_Exercise description:_
Copy out each line of the listing that has the word "February" in it.
___ Records shown
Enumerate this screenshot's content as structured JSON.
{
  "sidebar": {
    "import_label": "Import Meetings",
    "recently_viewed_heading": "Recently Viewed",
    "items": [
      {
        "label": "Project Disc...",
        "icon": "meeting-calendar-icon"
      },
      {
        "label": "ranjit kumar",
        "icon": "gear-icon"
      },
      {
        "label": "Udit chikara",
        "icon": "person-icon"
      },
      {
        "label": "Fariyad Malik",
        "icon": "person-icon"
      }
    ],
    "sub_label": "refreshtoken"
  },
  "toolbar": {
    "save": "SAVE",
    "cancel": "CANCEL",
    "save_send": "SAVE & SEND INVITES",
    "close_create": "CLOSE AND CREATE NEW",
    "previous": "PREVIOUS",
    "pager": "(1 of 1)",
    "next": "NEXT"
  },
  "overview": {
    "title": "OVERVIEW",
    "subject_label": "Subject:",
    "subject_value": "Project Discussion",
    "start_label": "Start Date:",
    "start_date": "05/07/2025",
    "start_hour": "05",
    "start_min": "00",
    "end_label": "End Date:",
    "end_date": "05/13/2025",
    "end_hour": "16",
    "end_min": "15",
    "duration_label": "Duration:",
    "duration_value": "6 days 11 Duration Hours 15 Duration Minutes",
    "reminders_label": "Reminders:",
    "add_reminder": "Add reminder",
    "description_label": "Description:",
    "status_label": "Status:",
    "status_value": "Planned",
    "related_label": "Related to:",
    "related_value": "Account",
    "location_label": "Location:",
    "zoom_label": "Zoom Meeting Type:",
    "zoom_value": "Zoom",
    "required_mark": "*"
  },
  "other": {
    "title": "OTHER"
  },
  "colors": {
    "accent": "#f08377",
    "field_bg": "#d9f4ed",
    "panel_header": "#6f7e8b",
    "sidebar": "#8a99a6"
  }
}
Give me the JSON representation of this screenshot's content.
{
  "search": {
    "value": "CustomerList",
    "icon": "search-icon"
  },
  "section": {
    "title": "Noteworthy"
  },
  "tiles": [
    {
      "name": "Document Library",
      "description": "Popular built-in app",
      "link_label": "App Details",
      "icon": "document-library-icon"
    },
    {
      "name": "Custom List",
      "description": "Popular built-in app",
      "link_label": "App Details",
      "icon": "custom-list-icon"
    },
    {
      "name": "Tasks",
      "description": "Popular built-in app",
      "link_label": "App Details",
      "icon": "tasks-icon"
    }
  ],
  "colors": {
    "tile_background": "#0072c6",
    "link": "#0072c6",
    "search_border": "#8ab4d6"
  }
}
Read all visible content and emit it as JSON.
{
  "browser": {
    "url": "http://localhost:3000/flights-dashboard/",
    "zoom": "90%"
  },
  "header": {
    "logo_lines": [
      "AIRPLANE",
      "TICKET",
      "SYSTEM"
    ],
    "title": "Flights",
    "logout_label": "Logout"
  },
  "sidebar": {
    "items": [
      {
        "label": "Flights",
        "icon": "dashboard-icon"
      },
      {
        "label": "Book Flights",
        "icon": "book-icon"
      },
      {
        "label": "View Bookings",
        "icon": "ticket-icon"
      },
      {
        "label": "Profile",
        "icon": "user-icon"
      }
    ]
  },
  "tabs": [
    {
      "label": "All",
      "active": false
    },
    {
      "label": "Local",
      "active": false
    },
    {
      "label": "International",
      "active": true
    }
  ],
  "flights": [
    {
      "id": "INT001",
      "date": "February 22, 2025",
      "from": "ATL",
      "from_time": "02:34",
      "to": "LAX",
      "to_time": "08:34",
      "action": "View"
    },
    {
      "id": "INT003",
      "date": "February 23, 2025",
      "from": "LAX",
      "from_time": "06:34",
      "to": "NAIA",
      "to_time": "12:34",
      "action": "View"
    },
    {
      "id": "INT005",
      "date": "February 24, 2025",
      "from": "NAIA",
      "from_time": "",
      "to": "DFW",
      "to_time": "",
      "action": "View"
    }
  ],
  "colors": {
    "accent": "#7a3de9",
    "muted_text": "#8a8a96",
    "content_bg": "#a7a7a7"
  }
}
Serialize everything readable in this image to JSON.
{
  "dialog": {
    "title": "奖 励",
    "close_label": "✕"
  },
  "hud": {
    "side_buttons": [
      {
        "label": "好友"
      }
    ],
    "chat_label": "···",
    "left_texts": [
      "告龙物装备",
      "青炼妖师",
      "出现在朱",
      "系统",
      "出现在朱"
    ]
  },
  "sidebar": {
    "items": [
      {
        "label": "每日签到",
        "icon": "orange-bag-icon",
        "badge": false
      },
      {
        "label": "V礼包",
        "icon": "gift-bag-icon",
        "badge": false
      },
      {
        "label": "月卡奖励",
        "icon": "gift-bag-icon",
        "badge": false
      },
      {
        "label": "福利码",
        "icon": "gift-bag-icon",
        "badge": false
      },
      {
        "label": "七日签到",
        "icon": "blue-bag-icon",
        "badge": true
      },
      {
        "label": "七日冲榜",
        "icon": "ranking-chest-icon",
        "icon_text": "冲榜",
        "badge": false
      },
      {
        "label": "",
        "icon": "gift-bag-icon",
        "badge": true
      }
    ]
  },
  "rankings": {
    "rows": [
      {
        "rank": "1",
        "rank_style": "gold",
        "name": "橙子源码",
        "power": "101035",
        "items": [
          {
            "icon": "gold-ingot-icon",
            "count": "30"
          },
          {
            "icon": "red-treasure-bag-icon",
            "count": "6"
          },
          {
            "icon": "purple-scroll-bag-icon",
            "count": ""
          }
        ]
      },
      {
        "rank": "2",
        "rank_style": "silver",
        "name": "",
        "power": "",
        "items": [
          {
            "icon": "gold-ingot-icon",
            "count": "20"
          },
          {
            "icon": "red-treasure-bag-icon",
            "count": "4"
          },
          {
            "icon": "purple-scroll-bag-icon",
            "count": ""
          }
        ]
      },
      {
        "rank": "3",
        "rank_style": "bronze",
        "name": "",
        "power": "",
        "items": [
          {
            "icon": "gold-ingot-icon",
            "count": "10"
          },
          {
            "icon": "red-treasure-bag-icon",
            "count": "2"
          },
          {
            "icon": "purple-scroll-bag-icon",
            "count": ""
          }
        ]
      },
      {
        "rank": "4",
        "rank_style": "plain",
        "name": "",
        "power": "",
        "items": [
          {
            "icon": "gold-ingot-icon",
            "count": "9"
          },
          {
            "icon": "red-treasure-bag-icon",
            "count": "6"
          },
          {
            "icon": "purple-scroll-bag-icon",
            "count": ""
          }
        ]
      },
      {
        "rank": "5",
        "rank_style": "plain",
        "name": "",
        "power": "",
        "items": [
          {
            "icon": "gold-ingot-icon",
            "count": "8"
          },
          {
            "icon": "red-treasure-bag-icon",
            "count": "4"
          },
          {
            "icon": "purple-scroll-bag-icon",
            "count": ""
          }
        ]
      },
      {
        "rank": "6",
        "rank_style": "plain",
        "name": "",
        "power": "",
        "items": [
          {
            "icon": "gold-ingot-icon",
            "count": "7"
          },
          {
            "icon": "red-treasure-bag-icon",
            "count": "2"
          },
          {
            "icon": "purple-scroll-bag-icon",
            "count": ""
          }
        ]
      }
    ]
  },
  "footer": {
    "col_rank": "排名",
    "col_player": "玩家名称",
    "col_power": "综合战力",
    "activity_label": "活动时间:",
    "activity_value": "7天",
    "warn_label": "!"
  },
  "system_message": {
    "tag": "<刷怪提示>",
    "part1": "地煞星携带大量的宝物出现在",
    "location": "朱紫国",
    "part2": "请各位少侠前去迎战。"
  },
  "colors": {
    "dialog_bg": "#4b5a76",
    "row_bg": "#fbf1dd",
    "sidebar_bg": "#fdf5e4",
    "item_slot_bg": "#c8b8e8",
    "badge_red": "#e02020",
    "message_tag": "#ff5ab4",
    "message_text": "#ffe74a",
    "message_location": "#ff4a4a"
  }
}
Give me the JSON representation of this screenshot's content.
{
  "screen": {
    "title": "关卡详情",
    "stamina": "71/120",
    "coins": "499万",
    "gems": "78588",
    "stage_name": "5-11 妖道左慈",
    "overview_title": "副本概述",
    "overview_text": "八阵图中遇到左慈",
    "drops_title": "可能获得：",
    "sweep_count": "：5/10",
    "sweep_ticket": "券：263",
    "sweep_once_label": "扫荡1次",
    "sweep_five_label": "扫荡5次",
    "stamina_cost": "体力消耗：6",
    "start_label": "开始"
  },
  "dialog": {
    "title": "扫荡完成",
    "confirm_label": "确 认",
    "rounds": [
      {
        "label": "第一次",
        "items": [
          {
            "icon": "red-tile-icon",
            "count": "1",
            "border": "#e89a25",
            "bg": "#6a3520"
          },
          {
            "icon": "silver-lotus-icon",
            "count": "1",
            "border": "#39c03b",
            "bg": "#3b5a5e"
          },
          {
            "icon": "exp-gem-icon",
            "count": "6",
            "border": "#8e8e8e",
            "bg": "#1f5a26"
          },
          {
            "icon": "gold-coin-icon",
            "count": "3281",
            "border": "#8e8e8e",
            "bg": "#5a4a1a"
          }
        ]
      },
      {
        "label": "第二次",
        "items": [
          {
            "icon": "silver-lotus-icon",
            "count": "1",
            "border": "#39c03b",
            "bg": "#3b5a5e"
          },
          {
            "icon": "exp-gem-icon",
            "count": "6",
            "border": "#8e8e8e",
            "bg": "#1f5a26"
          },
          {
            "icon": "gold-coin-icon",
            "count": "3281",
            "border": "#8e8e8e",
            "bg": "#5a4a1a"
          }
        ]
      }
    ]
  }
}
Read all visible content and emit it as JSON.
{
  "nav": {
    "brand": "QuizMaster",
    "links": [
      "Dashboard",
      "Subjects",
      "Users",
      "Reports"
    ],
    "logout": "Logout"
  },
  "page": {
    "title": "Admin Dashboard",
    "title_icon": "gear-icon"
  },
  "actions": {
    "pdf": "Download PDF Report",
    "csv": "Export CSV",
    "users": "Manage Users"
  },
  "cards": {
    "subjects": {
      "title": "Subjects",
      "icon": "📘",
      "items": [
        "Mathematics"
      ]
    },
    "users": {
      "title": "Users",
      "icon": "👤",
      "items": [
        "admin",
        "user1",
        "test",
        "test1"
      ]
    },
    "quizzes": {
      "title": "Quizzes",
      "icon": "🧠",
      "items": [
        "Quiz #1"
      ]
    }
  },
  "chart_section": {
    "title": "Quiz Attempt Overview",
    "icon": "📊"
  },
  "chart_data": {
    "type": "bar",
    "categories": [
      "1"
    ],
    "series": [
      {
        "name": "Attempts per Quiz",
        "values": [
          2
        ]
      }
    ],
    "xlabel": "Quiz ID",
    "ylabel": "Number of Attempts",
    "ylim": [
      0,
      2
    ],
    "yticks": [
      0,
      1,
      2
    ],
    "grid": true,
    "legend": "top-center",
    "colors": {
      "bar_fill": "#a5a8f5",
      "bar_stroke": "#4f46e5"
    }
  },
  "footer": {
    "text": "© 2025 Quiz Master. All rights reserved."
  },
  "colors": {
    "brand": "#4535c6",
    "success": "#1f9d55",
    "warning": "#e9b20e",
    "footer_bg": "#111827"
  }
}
______
_Finished answer:_
      "date": "February 22, 2025",
      "date": "February 23, 2025",
      "date": "February 24, 2025",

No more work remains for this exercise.